- **Request**: Copy whichever lines contain the string "يفتي".

-- BEGIN --

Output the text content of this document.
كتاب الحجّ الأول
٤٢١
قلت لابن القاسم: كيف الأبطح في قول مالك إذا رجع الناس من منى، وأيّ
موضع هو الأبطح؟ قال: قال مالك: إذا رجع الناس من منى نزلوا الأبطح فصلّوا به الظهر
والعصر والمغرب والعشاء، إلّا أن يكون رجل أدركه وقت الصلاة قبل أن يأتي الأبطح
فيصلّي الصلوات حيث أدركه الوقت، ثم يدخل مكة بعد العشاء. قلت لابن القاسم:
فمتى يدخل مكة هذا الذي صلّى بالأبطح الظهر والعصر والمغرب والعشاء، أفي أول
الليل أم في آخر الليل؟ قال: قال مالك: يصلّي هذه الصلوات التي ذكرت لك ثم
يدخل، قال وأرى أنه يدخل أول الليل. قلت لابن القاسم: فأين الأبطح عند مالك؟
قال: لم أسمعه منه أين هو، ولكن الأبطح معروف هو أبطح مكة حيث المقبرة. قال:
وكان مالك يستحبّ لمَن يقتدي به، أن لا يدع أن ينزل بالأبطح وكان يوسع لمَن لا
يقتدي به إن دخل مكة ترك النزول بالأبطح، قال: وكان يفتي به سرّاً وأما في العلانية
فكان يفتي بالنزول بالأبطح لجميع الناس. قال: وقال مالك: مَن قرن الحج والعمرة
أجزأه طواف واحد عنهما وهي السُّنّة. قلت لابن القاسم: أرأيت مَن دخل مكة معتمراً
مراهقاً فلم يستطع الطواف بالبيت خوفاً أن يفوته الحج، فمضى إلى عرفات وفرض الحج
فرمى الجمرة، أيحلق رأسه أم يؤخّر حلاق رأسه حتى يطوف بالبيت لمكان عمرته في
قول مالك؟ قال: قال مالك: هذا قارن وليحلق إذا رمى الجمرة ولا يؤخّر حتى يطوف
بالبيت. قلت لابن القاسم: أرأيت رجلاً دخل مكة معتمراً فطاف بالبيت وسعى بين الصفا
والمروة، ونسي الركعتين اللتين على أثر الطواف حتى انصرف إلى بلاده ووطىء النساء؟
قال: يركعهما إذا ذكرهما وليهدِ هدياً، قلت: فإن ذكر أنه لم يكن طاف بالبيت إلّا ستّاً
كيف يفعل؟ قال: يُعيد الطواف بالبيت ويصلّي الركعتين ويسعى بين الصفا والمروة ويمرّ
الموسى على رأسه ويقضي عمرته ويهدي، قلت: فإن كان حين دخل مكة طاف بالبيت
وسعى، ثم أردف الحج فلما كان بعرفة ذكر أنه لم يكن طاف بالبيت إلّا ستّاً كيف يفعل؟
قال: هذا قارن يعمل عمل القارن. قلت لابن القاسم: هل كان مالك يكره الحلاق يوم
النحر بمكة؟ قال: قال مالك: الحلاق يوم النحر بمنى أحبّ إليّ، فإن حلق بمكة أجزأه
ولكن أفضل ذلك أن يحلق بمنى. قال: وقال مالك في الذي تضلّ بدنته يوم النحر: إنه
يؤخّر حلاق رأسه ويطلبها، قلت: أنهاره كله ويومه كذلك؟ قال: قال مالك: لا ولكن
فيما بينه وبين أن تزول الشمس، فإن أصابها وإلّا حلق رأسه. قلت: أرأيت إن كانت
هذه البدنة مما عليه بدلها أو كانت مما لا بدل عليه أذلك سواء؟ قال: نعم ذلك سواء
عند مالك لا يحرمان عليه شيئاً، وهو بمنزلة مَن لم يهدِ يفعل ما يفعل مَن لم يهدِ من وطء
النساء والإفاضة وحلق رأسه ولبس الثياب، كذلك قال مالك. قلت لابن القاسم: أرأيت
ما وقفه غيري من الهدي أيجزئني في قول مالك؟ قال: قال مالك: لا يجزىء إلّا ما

-- END --

- **Task answer**:
يقتدي به إن دخل مكة ترك النزول بالأبطح، قال: وكان يفتي به سرّاً وأما في العلانية
فكان يفتي بالنزول بالأبطح لجميع الناس. قال: وقال مالك: مَن قرن الحج والعمرة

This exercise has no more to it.